- ASSIGNMENT -
Go through the data below. List every line that holds the word "Jahrestagung".

──────── RECORDED DATA

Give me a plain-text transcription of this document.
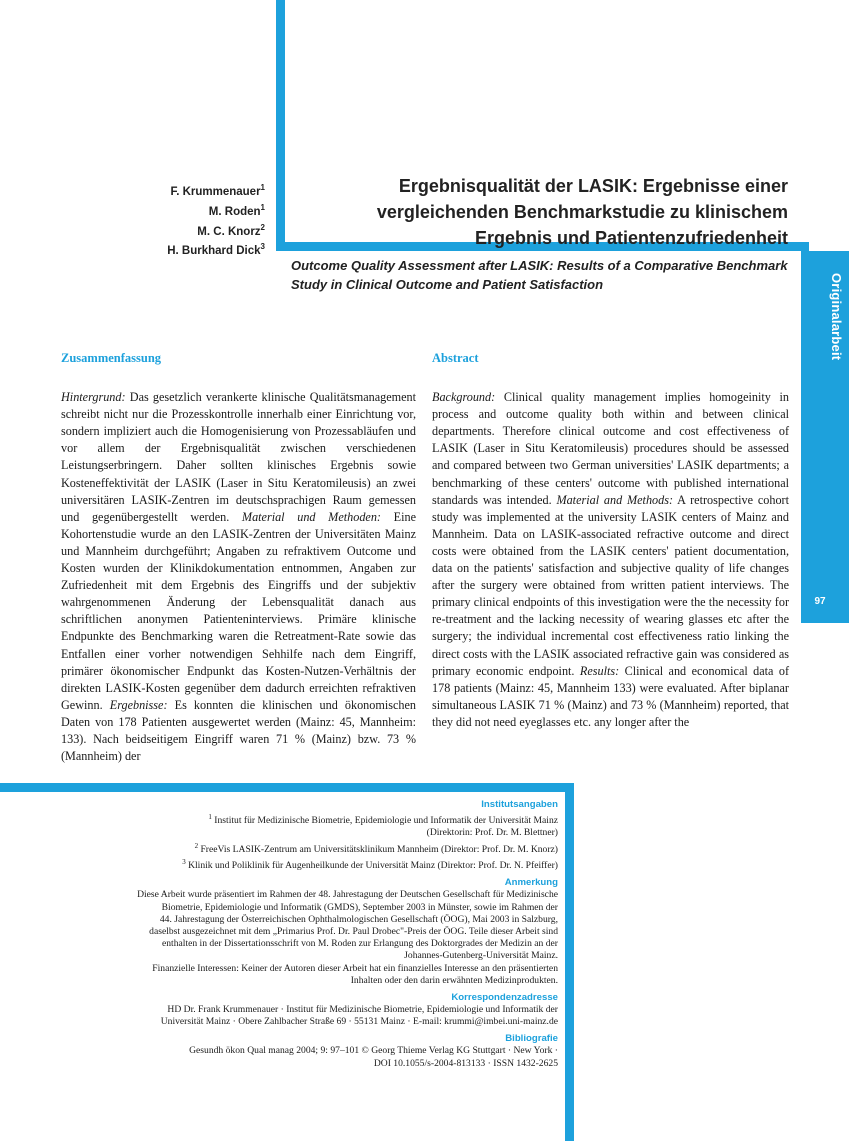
Originalarbeit
97
F. Krummenauer$^1$
M. Roden$^1$
M. C. Knorz$^2$
H. Burkhard Dick$^3$
Ergebnisqualität der LASIK: Ergebnisse einer
vergleichenden Benchmarkstudie zu klinischem
Ergebnis und Patientenzufriedenheit
Outcome Quality Assessment after LASIK: Results of a Comparative Benchmark
Study in Clinical Outcome and Patient Satisfaction
Zusammenfassung

Hintergrund: Das gesetzlich verankerte klinische Qualitätsmanagement schreibt nicht nur die Prozesskontrolle innerhalb einer Einrichtung vor, sondern impliziert auch die Homogenisierung von Prozessabläufen und vor allem der Ergebnisqualität zwischen verschiedenen Leistungserbringern. Daher sollten klinisches Ergebnis sowie Kosteneffektivität der LASIK (Laser in Situ Keratomileusis) an zwei universitären LASIK-Zentren im deutschsprachigen Raum gemessen und gegenübergestellt werden. Material und Methoden: Eine Kohortenstudie wurde an den LASIK-Zentren der Universitäten Mainz und Mannheim durchgeführt; Angaben zu refraktivem Outcome und Kosten wurden der Klinikdokumentation entnommen, Angaben zur Zufriedenheit mit dem Ergebnis des Eingriffs und der subjektiv wahrgenommenen Änderung der Lebensqualität danach aus schriftlichen anonymen Patienteninterviews. Primäre klinische Endpunkte des Benchmarking waren die Retreatment-Rate sowie das Entfallen einer vorher notwendigen Sehhilfe nach dem Eingriff, primärer ökonomischer Endpunkt das Kosten-Nutzen-Verhältnis der direkten LASIK-Kosten gegenüber dem dadurch erreichten refraktiven Gewinn. Ergebnisse: Es konnten die klinischen und ökonomischen Daten von 178 Patienten ausgewertet werden (Mainz: 45, Mannheim: 133). Nach beidseitigem Eingriff waren 71 % (Mainz) bzw. 73 % (Mannheim) der

Abstract

Background: Clinical quality management implies homogeinity in process and outcome quality both within and between clinical departments. Therefore clinical outcome and cost effectiveness of LASIK (Laser in Situ Keratomileusis) procedures should be assessed and compared between two German universities' LASIK departments; a benchmarking of these centers' outcome with published international standards was intended. Material and Methods: A retrospective cohort study was implemented at the university LASIK centers of Mainz and Mannheim. Data on LASIK-associated refractive outcome and direct costs were obtained from the LASIK centers' patient documentation, data on the patients' satisfaction and subjective quality of life changes after the surgery were obtained from written patient interviews. The primary clinical endpoints of this investigation were the the necessity for re-treatment and the lacking necessity of wearing glasses etc after the surgery; the individual incremental cost effectiveness ratio linking the direct costs with the LASIK associated refractive gain was considered as primary economic endpoint. Results: Clinical and economical data of 178 patients (Mainz: 45, Mannheim 133) were evaluated. After biplanar simultaneous LASIK 71 % (Mainz) and 73 % (Mannheim) reported, that they did not need eyeglasses etc. any longer after the

Institutsangaben

$^1$ Institut für Medizinische Biometrie, Epidemiologie und Informatik der Universität Mainz

(Direktorin: Prof. Dr. M. Blettner)

$^2$ FreeVis LASIK-Zentrum am Universitätsklinikum Mannheim (Direktor: Prof. Dr. M. Knorz)

$^3$ Klinik und Poliklinik für Augenheilkunde der Universität Mainz (Direktor: Prof. Dr. N. Pfeiffer)

Anmerkung

Diese Arbeit wurde präsentiert im Rahmen der 48. Jahrestagung der Deutschen Gesellschaft für Medizinische

Biometrie, Epidemiologie und Informatik (GMDS), September 2003 in Münster, sowie im Rahmen der

44. Jahrestagung der Österreichischen Ophthalmologischen Gesellschaft (ÖOG), Mai 2003 in Salzburg,

daselbst ausgezeichnet mit dem „Primarius Prof. Dr. Paul Drobec"-Preis der ÖOG. Teile dieser Arbeit sind

enthalten in der Dissertationsschrift von M. Roden zur Erlangung des Doktorgrades der Medizin an der

Johannes-Gutenberg-Universität Mainz.

Finanzielle Interessen: Keiner der Autoren dieser Arbeit hat ein finanzielles Interesse an den präsentierten

Inhalten oder den darin erwähnten Medizinprodukten.

Korrespondenzadresse

HD Dr. Frank Krummenauer · Institut für Medizinische Biometrie, Epidemiologie und Informatik der

Universität Mainz · Obere Zahlbacher Straße 69 · 55131 Mainz · E-mail: krummi@imbei.uni-mainz.de

Bibliografie

Gesundh ökon Qual manag 2004; 9: 97–101 © Georg Thieme Verlag KG Stuttgart · New York ·

DOI 10.1055/s-2004-813133 · ISSN 1432-2625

────────────────

- WRITTEN REPLY -
Diese Arbeit wurde präsentiert im Rahmen der 48. Jahrestagung der Deutschen Gesellschaft für Medizinische
44. Jahrestagung der Österreichischen Ophthalmologischen Gesellschaft (ÖOG), Mai 2003 in Salzburg,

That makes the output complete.